__DATA PROVIDED__:
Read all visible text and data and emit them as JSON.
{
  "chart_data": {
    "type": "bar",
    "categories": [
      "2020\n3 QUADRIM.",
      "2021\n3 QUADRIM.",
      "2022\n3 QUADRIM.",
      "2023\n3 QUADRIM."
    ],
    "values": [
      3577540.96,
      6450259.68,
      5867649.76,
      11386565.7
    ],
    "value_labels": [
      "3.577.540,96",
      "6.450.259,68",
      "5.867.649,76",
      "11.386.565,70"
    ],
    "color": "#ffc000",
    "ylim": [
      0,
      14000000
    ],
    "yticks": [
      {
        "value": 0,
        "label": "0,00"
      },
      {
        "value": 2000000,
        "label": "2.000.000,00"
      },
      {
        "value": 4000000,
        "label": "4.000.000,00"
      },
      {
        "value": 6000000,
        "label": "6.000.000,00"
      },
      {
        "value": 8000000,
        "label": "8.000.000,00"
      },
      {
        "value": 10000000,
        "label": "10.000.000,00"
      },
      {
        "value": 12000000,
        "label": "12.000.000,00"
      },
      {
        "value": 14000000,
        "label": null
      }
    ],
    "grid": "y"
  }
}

__TASK PROMPT__:
Repeat every line of the records above exactly.

__OUTPUT OF THE EXERCISE__:
Read all visible text and data and emit them as JSON.
{
  "chart_data": {
    "type": "bar",
    "categories": [
      "2020\n3 QUADRIM.",
      "2021\n3 QUADRIM.",
      "2022\n3 QUADRIM.",
      "2023\n3 QUADRIM."
    ],
    "values": [
      3577540.96,
      6450259.68,
      5867649.76,
      11386565.7
    ],
    "value_labels": [
      "3.577.540,96",
      "6.450.259,68",
      "5.867.649,76",
      "11.386.565,70"
    ],
    "color": "#ffc000",
    "ylim": [
      0,
      14000000
    ],
    "yticks": [
      {
        "value": 0,
        "label": "0,00"
      },
      {
        "value": 2000000,
        "label": "2.000.000,00"
      },
      {
        "value": 4000000,
        "label": "4.000.000,00"
      },
      {
        "value": 6000000,
        "label": "6.000.000,00"
      },
      {
        "value": 8000000,
        "label": "8.000.000,00"
      },
      {
        "value": 10000000,
        "label": "10.000.000,00"
      },
      {
        "value": 12000000,
        "label": "12.000.000,00"
      },
      {
        "value": 14000000,
        "label": null
      }
    ],
    "grid": "y"
  }
}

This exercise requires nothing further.